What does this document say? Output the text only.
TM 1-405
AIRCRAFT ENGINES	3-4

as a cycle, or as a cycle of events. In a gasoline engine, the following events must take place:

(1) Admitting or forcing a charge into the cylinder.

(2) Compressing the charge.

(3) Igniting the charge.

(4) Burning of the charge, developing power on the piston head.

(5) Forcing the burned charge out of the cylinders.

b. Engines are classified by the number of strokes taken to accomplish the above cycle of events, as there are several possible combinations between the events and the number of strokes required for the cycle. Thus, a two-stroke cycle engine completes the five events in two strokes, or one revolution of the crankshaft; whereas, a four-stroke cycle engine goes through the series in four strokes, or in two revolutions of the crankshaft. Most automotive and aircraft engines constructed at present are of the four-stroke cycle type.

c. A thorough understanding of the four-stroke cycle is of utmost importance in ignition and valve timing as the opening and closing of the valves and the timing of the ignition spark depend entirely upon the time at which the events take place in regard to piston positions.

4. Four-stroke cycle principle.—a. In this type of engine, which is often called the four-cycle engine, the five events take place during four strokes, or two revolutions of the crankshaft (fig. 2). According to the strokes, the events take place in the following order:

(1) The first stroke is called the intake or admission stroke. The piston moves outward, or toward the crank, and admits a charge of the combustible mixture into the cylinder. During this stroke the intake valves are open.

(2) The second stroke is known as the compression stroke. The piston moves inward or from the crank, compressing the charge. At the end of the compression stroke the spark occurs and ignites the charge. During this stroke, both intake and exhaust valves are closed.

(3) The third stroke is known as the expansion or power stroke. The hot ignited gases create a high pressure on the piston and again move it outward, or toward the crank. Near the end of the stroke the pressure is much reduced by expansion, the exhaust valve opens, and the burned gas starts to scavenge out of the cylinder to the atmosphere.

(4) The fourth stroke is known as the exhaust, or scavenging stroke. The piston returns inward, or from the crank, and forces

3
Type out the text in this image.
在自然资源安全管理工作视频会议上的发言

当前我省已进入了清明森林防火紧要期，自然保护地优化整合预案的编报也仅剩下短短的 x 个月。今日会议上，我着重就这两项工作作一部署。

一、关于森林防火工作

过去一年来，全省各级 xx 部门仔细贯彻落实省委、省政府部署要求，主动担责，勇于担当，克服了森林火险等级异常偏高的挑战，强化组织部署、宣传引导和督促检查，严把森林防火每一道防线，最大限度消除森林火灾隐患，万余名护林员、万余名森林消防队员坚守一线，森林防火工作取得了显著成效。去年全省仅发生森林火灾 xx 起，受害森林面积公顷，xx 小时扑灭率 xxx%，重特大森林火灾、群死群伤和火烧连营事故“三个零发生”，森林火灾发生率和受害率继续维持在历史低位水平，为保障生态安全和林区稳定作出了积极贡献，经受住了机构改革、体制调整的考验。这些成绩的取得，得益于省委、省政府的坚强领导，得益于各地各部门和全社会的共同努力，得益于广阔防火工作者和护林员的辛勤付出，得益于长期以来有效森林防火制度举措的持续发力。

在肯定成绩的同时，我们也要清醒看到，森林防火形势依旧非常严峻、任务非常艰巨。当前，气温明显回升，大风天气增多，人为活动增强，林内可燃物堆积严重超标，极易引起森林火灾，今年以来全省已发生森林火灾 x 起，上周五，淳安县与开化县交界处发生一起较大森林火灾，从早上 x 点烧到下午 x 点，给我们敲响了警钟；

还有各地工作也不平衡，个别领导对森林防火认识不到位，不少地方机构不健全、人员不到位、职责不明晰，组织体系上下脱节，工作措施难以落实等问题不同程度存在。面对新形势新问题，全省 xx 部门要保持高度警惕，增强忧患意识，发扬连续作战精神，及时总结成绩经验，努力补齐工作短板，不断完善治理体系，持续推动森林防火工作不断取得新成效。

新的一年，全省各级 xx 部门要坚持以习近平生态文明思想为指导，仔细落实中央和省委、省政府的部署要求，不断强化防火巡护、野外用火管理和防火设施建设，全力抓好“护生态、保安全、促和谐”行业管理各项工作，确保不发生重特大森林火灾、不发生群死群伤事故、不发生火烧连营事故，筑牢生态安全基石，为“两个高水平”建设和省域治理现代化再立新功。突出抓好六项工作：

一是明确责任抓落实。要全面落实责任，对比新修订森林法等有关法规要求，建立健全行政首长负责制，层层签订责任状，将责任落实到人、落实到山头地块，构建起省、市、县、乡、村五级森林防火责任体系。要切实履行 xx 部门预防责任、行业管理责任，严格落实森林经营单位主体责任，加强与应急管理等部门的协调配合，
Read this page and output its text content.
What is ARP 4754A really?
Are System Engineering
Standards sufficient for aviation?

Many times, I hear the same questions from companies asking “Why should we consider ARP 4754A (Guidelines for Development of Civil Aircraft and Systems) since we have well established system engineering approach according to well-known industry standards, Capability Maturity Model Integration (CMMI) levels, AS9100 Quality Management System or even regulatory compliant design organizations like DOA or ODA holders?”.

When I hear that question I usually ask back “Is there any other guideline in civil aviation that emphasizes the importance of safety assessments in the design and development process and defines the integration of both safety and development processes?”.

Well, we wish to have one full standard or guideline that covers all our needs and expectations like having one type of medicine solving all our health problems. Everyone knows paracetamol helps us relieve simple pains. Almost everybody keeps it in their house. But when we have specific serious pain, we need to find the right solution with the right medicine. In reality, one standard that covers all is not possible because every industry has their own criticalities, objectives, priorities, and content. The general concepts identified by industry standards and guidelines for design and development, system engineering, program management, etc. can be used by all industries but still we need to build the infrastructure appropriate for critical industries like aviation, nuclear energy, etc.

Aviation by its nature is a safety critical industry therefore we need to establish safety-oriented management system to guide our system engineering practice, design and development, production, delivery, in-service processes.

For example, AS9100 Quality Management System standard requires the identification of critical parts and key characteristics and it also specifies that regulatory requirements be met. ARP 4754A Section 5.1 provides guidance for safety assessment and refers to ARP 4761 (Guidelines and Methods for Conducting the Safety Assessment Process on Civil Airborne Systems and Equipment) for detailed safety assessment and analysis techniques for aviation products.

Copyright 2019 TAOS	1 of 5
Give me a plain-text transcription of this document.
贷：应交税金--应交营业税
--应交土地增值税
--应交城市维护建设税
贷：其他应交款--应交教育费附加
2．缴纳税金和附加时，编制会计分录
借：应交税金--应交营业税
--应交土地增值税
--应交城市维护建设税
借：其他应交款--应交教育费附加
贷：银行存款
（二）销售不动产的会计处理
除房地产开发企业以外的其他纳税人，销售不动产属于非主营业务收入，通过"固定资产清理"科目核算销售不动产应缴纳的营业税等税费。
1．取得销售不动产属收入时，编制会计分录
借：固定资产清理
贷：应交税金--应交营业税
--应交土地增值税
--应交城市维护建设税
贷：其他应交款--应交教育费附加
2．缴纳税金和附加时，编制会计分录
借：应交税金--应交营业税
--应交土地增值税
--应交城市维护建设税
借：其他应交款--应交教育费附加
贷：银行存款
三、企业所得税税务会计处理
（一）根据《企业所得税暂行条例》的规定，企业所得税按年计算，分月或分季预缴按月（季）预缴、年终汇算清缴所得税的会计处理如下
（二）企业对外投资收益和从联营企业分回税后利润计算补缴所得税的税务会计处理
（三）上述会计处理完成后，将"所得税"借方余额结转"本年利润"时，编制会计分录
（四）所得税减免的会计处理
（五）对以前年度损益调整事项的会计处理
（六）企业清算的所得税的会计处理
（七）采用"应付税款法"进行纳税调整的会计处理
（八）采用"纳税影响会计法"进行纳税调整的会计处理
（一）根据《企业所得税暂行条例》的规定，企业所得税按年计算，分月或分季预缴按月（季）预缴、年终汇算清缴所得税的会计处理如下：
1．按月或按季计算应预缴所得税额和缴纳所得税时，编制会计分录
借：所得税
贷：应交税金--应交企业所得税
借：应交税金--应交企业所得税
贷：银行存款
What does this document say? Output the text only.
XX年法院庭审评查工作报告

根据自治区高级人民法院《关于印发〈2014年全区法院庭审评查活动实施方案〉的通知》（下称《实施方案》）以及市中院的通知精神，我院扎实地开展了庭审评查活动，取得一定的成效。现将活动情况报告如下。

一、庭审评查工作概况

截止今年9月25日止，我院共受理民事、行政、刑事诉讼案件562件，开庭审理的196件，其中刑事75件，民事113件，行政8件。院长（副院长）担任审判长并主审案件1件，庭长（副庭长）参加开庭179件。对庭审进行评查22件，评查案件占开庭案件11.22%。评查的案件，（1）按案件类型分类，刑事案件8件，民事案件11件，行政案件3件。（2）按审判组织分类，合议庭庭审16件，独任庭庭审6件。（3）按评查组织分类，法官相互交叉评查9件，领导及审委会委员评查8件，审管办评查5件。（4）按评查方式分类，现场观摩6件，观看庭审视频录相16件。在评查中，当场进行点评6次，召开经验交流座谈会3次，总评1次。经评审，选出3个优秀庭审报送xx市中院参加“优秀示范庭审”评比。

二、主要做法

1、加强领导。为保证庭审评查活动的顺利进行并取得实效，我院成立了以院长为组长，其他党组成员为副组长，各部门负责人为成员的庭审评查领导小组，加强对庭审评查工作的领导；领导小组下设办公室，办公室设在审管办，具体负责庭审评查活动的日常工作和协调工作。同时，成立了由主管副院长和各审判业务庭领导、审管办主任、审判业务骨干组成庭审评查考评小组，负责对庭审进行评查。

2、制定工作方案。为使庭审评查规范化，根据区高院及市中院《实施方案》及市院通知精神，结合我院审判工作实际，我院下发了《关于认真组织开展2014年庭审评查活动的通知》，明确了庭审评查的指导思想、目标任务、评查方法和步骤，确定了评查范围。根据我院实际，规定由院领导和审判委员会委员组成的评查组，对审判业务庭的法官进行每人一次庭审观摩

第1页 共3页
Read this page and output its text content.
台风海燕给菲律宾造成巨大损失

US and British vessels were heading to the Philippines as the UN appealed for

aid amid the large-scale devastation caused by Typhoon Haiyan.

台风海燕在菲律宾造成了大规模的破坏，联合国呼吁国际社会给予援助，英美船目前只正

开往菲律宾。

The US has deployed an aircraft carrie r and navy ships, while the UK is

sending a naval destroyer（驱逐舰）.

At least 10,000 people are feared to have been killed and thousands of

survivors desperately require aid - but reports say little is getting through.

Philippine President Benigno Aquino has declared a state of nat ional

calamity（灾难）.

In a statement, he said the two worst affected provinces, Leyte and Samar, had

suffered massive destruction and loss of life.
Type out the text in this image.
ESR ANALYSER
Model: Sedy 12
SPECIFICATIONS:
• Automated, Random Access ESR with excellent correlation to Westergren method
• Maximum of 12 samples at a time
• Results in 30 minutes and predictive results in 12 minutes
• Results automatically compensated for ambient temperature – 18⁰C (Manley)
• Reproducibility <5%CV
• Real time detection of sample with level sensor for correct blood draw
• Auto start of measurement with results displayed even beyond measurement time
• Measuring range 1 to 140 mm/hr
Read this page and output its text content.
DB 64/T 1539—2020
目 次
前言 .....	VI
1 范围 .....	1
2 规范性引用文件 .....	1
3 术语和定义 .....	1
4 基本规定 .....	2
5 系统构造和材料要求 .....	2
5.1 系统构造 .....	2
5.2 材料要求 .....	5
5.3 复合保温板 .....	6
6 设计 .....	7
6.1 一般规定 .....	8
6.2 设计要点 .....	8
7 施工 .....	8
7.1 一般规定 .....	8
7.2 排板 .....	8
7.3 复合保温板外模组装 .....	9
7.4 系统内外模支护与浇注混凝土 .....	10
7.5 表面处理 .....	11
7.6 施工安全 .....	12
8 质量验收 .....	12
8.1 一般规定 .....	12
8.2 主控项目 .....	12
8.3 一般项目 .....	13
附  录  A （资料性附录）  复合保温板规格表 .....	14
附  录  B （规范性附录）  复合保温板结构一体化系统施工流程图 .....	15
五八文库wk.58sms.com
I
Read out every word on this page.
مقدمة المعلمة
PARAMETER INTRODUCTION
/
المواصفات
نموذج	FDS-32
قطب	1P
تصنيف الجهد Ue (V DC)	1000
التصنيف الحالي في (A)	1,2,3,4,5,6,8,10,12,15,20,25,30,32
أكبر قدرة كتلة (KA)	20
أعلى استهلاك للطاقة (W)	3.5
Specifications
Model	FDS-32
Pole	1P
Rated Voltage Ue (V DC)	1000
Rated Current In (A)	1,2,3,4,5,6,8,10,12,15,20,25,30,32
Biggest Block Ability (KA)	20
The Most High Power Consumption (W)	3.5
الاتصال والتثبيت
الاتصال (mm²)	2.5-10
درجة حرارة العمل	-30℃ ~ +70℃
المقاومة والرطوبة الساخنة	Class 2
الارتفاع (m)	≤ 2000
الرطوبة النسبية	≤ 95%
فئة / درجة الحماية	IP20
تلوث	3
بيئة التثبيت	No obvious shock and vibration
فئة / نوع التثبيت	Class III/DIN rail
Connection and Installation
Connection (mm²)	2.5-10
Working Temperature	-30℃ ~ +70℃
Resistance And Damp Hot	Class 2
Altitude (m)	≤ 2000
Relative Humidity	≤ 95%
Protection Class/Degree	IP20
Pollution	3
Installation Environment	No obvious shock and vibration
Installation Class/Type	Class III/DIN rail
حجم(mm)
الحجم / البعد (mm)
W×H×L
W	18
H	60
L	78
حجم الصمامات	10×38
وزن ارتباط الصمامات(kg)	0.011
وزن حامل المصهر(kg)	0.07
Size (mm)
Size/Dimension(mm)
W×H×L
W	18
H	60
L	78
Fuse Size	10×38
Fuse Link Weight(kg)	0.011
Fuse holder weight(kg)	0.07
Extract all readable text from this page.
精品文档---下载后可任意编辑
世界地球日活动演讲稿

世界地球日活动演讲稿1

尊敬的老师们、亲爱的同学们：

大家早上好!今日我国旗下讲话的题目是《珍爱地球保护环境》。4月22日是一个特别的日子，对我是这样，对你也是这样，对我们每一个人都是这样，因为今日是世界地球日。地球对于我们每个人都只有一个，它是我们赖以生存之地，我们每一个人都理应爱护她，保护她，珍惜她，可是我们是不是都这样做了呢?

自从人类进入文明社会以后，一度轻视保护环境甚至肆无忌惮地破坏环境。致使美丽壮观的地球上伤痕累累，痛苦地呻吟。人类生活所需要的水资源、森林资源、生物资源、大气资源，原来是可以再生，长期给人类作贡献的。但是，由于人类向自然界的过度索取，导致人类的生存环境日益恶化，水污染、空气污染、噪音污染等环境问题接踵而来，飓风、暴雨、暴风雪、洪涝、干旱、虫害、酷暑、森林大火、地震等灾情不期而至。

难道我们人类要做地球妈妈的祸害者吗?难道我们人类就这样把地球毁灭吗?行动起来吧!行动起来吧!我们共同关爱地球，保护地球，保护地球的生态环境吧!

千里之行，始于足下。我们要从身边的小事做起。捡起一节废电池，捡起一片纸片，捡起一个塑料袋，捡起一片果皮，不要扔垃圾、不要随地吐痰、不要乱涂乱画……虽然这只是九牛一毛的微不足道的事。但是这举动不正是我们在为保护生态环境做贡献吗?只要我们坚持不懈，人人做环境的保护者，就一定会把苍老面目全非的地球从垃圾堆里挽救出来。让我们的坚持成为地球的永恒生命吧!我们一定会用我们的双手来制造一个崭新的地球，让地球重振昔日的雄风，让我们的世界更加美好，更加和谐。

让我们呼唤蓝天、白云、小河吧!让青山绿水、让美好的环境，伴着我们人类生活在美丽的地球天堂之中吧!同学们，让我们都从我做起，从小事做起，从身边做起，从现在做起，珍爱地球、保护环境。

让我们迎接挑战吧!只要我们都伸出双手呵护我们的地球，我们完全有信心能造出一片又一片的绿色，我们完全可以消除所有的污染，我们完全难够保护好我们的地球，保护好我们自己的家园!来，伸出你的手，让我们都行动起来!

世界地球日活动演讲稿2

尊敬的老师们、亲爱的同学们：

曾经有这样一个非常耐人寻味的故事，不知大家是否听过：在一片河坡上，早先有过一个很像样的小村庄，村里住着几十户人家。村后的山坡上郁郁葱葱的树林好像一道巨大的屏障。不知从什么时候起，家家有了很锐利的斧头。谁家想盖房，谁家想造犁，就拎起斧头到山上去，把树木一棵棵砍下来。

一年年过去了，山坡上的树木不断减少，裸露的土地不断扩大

◇ ◇ ◇

• [GOAL OF THE EXERCISE]: Gather all lines with the string "Connection" from the data.

• [SOLUTION]:
Connection and Installation
Connection (mm²)	2.5-10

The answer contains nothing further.